--- Directive ---
Reproduce every line of the items below without changing any character.

--- Records for processing ---

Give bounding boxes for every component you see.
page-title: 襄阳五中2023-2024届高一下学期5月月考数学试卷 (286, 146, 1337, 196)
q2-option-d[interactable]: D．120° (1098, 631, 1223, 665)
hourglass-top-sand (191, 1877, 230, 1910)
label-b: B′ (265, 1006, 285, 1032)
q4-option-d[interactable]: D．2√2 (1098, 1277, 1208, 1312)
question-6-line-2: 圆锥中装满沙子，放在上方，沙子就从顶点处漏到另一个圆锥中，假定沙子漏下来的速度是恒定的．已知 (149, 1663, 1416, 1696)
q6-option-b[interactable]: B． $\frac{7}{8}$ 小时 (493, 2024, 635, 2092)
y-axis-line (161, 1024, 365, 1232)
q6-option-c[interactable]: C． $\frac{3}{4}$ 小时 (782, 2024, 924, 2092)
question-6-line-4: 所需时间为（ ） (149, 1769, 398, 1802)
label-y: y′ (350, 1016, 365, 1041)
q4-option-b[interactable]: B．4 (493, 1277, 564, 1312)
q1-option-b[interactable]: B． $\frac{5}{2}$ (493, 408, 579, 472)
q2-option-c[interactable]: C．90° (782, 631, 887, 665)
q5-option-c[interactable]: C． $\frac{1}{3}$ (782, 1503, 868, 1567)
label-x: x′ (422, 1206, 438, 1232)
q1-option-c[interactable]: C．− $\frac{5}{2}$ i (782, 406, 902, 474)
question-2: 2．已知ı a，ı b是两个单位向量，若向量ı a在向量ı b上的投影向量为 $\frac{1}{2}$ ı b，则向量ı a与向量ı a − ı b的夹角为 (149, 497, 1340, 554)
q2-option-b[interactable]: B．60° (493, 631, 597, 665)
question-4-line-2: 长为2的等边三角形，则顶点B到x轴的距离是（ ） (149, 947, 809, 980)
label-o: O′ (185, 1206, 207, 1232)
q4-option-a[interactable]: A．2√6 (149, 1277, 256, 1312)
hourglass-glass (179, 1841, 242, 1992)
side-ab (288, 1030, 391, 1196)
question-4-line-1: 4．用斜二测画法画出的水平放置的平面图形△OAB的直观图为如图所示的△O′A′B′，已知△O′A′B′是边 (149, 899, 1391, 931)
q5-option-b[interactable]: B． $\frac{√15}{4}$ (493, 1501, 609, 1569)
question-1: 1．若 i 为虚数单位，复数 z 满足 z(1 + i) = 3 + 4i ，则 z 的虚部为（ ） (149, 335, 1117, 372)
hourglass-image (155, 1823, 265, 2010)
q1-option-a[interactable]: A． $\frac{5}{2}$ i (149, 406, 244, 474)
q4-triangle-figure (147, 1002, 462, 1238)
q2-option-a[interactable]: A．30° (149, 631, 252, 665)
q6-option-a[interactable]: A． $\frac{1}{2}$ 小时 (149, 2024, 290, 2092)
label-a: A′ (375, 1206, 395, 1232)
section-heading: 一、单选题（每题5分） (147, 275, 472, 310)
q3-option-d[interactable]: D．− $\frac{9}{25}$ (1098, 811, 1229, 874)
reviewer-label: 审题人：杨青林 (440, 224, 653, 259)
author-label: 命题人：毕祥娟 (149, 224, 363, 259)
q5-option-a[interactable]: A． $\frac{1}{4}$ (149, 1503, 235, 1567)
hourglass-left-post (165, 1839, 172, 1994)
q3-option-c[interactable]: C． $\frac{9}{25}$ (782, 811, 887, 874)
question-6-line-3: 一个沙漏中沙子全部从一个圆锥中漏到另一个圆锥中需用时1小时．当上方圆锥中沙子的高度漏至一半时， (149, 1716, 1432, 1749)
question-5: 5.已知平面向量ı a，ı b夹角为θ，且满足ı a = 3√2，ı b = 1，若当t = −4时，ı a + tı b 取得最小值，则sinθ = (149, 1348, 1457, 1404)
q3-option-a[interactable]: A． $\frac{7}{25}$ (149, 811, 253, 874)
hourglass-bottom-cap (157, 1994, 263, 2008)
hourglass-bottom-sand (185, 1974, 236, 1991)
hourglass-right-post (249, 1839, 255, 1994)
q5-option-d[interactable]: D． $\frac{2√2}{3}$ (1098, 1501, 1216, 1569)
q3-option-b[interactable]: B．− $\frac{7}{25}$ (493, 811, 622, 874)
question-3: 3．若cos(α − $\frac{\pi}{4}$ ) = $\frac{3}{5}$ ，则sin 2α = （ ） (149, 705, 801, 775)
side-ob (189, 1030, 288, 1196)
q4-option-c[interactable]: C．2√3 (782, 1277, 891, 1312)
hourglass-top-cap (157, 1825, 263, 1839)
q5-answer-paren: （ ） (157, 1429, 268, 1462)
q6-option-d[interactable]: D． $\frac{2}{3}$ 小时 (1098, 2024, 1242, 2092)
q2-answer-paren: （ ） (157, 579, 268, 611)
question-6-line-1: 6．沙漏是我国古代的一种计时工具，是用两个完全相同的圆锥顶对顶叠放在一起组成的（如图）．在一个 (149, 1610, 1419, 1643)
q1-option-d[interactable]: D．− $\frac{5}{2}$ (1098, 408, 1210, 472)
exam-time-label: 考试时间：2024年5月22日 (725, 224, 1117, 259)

--- Full solution ---
Give bounding boxes for every component you see.
page-title: 襄阳五中2023-2024届高一下学期5月月考数学试卷 (286, 146, 1337, 196)
q2-option-d[interactable]: D．120° (1098, 631, 1223, 665)
hourglass-top-sand (191, 1877, 230, 1910)
label-b: B′ (265, 1006, 285, 1032)
q4-option-d[interactable]: D．2√2 (1098, 1277, 1208, 1312)
question-6-line-2: 圆锥中装满沙子，放在上方，沙子就从顶点处漏到另一个圆锥中，假定沙子漏下来的速度是恒定的．已知 (149, 1663, 1416, 1696)
q6-option-b[interactable]: B． $\frac{7}{8}$ 小时 (493, 2024, 635, 2092)
y-axis-line (161, 1024, 365, 1232)
q6-option-c[interactable]: C． $\frac{3}{4}$ 小时 (782, 2024, 924, 2092)
question-6-line-4: 所需时间为（ ） (149, 1769, 398, 1802)
label-y: y′ (350, 1016, 365, 1041)
q4-option-b[interactable]: B．4 (493, 1277, 564, 1312)
q1-option-b[interactable]: B． $\frac{5}{2}$ (493, 408, 579, 472)
q2-option-c[interactable]: C．90° (782, 631, 887, 665)
q5-option-c[interactable]: C． $\frac{1}{3}$ (782, 1503, 868, 1567)
label-x: x′ (422, 1206, 438, 1232)
q1-option-c[interactable]: C．− $\frac{5}{2}$ i (782, 406, 902, 474)
question-2: 2．已知ı a，ı b是两个单位向量，若向量ı a在向量ı b上的投影向量为 $\frac{1}{2}$ ı b，则向量ı a与向量ı a − ı b的夹角为 (149, 497, 1340, 554)
q2-option-b[interactable]: B．60° (493, 631, 597, 665)
question-4-line-2: 长为2的等边三角形，则顶点B到x轴的距离是（ ） (149, 947, 809, 980)
label-o: O′ (185, 1206, 207, 1232)
q4-option-a[interactable]: A．2√6 (149, 1277, 256, 1312)
hourglass-glass (179, 1841, 242, 1992)
side-ab (288, 1030, 391, 1196)
question-4-line-1: 4．用斜二测画法画出的水平放置的平面图形△OAB的直观图为如图所示的△O′A′B′，已知△O′A′B′是边 (149, 899, 1391, 931)
q5-option-b[interactable]: B． $\frac{√15}{4}$ (493, 1501, 609, 1569)
question-1: 1．若 i 为虚数单位，复数 z 满足 z(1 + i) = 3 + 4i ，则 z 的虚部为（ ） (149, 335, 1117, 372)
hourglass-image (155, 1823, 265, 2010)
q1-option-a[interactable]: A． $\frac{5}{2}$ i (149, 406, 244, 474)
q4-triangle-figure (147, 1002, 462, 1238)
q2-option-a[interactable]: A．30° (149, 631, 252, 665)
q6-option-a[interactable]: A． $\frac{1}{2}$ 小时 (149, 2024, 290, 2092)
label-a: A′ (375, 1206, 395, 1232)
section-heading: 一、单选题（每题5分） (147, 275, 472, 310)
q3-option-d[interactable]: D．− $\frac{9}{25}$ (1098, 811, 1229, 874)
reviewer-label: 审题人：杨青林 (440, 224, 653, 259)
author-label: 命题人：毕祥娟 (149, 224, 363, 259)
q5-option-a[interactable]: A． $\frac{1}{4}$ (149, 1503, 235, 1567)
hourglass-left-post (165, 1839, 172, 1994)
q3-option-c[interactable]: C． $\frac{9}{25}$ (782, 811, 887, 874)
question-6-line-3: 一个沙漏中沙子全部从一个圆锥中漏到另一个圆锥中需用时1小时．当上方圆锥中沙子的高度漏至一半时， (149, 1716, 1432, 1749)
question-5: 5.已知平面向量ı a，ı b夹角为θ，且满足ı a = 3√2，ı b = 1，若当t = −4时，ı a + tı b 取得最小值，则sinθ = (149, 1348, 1457, 1404)
q3-option-a[interactable]: A． $\frac{7}{25}$ (149, 811, 253, 874)
hourglass-bottom-cap (157, 1994, 263, 2008)
hourglass-bottom-sand (185, 1974, 236, 1991)
hourglass-right-post (249, 1839, 255, 1994)
q5-option-d[interactable]: D． $\frac{2√2}{3}$ (1098, 1501, 1216, 1569)
q3-option-b[interactable]: B．− $\frac{7}{25}$ (493, 811, 622, 874)
question-3: 3．若cos(α − $\frac{\pi}{4}$ ) = $\frac{3}{5}$ ，则sin 2α = （ ） (149, 705, 801, 775)
side-ob (189, 1030, 288, 1196)
q4-option-c[interactable]: C．2√3 (782, 1277, 891, 1312)
hourglass-top-cap (157, 1825, 263, 1839)
q5-answer-paren: （ ） (157, 1429, 268, 1462)
q6-option-d[interactable]: D． $\frac{2}{3}$ 小时 (1098, 2024, 1242, 2092)
q2-answer-paren: （ ） (157, 579, 268, 611)
question-6-line-1: 6．沙漏是我国古代的一种计时工具，是用两个完全相同的圆锥顶对顶叠放在一起组成的（如图）．在一个 (149, 1610, 1419, 1643)
q1-option-d[interactable]: D．− $\frac{5}{2}$ (1098, 408, 1210, 472)
exam-time-label: 考试时间：2024年5月22日 (725, 224, 1117, 259)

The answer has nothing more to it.